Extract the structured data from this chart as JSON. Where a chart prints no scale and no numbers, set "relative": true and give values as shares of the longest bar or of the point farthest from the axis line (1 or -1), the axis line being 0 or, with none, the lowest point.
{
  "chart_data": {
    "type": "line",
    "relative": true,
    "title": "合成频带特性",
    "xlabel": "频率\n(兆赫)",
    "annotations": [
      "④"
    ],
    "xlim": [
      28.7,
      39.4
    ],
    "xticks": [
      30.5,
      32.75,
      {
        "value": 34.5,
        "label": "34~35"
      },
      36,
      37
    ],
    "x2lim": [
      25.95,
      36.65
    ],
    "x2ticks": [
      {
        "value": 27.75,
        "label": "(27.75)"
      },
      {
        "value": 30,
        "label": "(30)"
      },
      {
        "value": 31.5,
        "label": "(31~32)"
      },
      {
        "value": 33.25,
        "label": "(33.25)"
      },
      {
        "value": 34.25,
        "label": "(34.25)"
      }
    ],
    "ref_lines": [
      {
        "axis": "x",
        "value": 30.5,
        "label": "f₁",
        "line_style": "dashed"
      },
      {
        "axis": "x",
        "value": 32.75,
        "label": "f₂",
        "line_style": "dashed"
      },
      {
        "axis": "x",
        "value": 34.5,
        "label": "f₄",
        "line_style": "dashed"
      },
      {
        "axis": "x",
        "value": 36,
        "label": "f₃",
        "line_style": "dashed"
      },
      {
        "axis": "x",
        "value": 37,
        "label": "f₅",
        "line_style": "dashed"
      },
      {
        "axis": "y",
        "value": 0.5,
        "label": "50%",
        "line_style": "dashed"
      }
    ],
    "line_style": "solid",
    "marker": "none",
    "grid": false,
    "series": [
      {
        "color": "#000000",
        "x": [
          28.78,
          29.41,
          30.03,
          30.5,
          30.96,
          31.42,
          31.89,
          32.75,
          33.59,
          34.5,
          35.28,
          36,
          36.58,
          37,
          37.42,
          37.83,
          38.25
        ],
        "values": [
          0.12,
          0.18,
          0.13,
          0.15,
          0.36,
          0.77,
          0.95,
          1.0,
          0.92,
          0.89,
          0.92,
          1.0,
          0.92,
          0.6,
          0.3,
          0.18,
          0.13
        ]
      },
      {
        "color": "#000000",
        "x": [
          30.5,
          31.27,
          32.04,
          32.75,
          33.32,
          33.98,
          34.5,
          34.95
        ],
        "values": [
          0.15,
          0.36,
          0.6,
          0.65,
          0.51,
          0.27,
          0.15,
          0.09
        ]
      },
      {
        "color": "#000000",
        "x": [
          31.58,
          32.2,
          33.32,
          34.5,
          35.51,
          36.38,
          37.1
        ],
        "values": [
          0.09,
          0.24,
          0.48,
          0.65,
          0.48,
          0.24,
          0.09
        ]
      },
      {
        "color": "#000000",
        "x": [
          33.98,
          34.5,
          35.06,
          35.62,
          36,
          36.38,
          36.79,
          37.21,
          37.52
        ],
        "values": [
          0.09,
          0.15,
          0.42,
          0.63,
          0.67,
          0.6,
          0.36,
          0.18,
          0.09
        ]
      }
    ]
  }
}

(Exercise) Find the count of lines in the data above where the string "relative" occurs. Provide that number alone.

(Expected output) 2